── Supplied records

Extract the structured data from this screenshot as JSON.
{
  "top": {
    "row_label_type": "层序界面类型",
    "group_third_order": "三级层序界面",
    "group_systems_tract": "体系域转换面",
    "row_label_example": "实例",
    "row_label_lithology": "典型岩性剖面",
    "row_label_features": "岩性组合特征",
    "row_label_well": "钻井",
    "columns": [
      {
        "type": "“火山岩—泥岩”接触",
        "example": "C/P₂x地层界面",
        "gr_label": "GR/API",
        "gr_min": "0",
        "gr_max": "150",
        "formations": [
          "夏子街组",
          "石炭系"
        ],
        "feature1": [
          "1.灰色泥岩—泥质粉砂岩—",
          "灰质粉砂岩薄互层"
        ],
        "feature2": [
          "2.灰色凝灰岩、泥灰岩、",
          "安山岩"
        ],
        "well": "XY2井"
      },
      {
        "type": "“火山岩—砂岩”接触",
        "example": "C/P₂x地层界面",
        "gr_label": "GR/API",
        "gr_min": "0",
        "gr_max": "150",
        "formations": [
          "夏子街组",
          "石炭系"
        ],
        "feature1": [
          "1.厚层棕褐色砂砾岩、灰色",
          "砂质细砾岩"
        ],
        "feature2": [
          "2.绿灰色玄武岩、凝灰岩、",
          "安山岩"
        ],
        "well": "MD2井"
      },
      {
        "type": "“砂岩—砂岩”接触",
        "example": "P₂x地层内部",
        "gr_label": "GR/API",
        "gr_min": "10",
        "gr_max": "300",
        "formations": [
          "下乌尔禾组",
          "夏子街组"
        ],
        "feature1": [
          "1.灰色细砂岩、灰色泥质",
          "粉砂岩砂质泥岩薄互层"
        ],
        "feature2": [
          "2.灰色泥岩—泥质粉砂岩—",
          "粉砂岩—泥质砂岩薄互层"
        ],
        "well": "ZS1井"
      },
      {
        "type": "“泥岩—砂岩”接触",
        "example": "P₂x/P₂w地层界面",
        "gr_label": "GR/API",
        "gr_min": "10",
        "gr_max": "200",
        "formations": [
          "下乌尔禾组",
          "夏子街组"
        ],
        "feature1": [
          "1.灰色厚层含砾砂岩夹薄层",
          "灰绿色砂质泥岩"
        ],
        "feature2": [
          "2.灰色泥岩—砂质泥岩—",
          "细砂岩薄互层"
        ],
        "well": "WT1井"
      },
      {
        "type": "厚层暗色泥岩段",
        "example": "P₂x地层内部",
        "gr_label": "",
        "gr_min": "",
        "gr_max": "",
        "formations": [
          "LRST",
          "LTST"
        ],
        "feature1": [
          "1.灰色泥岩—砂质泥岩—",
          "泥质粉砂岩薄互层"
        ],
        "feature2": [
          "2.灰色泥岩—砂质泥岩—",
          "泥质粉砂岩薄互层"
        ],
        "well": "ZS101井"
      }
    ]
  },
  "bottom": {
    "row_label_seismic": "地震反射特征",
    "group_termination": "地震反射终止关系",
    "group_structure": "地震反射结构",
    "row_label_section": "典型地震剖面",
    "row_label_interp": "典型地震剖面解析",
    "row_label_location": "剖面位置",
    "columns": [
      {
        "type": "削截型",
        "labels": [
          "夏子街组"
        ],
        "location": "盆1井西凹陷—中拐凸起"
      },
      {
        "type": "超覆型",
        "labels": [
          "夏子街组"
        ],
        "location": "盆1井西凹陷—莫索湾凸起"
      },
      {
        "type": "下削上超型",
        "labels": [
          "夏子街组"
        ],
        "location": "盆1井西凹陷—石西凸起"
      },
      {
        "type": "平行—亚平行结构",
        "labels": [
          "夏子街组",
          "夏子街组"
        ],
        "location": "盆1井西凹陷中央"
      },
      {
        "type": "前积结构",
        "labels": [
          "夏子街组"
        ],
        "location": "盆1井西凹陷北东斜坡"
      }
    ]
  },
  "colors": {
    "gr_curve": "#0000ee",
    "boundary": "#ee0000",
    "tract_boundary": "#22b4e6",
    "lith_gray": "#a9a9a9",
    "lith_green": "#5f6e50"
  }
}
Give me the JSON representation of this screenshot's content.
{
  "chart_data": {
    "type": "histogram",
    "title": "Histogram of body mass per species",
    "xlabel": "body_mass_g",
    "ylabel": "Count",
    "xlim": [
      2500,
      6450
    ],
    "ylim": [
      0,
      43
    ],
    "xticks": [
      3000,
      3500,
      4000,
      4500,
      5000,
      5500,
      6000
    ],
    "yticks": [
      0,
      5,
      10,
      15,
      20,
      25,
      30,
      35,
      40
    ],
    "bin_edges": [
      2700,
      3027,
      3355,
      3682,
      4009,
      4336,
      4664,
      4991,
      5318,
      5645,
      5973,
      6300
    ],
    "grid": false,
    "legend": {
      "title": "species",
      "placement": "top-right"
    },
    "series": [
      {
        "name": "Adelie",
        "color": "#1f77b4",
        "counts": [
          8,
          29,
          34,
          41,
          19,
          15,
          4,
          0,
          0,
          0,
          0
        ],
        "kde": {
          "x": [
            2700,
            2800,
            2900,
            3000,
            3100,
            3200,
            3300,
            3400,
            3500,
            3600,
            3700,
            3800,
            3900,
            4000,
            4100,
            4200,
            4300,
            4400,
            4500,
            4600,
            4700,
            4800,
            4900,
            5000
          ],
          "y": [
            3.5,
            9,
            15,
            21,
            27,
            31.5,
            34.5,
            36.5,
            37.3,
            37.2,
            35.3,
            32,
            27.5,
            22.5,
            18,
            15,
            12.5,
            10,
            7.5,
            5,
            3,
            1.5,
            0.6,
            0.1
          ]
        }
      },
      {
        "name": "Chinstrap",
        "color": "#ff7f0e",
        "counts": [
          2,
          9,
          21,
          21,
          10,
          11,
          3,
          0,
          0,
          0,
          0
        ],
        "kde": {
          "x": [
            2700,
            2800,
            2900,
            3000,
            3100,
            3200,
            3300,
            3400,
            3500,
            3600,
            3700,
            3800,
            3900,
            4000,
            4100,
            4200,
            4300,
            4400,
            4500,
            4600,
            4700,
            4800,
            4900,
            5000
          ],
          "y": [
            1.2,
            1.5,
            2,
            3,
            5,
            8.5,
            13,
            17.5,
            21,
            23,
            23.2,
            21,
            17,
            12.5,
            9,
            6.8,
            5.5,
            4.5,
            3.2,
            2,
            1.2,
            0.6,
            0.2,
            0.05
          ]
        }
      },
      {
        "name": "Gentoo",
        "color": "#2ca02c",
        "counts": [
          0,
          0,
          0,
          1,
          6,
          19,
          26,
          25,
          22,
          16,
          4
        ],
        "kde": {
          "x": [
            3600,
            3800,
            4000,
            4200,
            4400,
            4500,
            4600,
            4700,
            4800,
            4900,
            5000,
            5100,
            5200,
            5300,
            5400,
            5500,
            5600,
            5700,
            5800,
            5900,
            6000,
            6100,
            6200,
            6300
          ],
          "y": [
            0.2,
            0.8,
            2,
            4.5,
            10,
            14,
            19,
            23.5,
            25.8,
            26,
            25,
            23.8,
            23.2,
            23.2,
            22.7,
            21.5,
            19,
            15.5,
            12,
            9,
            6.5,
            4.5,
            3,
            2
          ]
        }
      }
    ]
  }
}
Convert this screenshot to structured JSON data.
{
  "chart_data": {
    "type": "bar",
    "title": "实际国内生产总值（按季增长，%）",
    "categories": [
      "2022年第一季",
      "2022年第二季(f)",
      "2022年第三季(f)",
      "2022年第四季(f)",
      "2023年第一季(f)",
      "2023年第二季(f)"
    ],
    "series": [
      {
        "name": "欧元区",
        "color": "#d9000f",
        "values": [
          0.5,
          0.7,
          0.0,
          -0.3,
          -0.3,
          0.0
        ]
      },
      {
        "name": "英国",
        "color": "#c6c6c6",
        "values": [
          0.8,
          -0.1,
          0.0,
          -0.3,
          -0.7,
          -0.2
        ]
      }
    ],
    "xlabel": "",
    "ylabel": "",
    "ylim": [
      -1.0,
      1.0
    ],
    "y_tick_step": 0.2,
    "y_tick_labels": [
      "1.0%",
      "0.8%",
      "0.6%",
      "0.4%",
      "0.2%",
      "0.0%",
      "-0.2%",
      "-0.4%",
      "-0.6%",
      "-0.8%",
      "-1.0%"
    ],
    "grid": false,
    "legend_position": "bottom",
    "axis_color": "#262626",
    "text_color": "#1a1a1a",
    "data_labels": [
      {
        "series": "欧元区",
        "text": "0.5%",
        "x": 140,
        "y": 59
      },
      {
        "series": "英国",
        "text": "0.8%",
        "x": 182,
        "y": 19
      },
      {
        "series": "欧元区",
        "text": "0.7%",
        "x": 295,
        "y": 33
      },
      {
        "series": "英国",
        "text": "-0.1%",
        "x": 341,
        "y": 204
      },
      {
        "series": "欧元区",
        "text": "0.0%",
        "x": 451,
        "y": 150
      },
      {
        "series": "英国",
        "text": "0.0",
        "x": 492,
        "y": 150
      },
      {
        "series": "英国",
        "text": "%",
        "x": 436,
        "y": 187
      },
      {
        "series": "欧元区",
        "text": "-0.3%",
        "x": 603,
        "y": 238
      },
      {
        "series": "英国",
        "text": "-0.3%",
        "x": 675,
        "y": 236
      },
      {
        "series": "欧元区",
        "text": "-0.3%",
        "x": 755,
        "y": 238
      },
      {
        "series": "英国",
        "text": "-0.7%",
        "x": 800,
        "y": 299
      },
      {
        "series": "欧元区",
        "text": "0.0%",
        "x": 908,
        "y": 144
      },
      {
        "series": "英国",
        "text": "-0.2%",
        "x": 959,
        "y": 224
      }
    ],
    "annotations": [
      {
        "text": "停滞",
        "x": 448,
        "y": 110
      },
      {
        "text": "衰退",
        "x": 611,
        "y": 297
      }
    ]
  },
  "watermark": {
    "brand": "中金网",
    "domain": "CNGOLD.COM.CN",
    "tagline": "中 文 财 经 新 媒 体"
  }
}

────

Short problem:
Using the listing, copy every line where the word "screenshot" shows up.

Answer to this problem:
Extract the structured data from this screenshot as JSON.
Give me the JSON representation of this screenshot's content.
Convert this screenshot to structured JSON data.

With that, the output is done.